SOURCE MATERIAL ->
########

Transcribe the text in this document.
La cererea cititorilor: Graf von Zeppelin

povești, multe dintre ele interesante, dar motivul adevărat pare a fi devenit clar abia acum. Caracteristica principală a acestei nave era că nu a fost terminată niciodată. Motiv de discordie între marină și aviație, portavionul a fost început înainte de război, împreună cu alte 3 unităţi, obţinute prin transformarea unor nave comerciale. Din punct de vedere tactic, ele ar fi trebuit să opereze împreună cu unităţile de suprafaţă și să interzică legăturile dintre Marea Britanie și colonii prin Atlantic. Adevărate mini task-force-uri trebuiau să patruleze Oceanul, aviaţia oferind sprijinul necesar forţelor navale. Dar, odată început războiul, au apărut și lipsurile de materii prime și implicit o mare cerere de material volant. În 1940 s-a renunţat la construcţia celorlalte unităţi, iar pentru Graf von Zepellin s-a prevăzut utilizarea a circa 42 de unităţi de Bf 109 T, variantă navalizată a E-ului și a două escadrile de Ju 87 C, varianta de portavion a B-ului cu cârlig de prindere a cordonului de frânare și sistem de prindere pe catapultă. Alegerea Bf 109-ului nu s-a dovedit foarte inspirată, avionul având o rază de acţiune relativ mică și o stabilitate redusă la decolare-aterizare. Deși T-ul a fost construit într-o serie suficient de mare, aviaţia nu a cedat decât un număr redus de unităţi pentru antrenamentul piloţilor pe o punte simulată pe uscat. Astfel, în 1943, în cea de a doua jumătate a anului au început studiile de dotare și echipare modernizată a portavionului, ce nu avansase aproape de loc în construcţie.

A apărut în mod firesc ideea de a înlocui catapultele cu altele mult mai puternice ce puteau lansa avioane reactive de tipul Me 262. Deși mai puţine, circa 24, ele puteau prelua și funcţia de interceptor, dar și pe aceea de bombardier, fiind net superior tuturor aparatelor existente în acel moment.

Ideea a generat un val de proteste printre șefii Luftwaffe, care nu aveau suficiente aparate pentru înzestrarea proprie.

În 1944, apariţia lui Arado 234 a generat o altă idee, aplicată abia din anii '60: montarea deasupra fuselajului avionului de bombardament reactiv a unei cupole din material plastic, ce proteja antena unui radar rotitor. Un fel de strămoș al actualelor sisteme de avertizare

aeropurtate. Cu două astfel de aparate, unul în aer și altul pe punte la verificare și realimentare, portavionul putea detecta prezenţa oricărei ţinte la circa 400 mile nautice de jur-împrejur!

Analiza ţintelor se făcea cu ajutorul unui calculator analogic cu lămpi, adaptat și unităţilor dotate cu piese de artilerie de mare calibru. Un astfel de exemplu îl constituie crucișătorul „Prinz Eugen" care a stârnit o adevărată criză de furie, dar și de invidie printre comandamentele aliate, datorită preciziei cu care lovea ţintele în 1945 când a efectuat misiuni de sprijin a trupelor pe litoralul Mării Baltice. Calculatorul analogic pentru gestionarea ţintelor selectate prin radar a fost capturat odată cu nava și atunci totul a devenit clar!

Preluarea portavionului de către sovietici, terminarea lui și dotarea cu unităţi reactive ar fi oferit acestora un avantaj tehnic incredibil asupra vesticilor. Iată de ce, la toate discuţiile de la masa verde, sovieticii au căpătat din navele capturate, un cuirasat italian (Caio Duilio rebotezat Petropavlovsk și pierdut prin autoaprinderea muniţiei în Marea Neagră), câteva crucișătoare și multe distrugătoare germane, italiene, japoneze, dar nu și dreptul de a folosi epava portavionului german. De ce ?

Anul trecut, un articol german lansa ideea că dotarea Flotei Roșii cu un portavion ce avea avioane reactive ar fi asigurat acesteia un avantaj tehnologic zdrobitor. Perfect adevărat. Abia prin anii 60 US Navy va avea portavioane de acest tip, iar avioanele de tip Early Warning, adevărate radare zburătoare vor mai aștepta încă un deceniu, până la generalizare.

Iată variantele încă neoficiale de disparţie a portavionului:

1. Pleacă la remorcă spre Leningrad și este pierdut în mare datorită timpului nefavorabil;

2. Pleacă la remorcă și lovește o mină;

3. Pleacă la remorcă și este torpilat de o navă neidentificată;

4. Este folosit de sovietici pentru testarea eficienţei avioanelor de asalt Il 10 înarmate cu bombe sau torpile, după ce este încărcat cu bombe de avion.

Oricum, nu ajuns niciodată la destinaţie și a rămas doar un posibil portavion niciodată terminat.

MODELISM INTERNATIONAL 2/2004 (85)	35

########

GIVEN TASK ->
Find all lines where the word "lansa" appears. Copy them.

TASK RESPONSE ->
A apărut în mod firesc ideea de a înlocui catapultele cu altele mult mai puternice ce puteau lansa avioane reactive de tipul Me 262. Deși mai puţine, circa 24, ele puteau prelua și funcţia de interceptor, dar și pe aceea de bombardier, fiind net superior tuturor aparatelor existente în acel moment.
Anul trecut, un articol german lansa ideea că dotarea Flotei Roșii cu un portavion ce avea avioane reactive ar fi asigurat acesteia un avantaj tehnologic zdrobitor. Perfect adevărat. Abia prin anii 60 US Navy va avea portavioane de acest tip, iar avioanele de tip Early Warning, adevărate radare zburătoare vor mai aștepta încă un deceniu, până la generalizare.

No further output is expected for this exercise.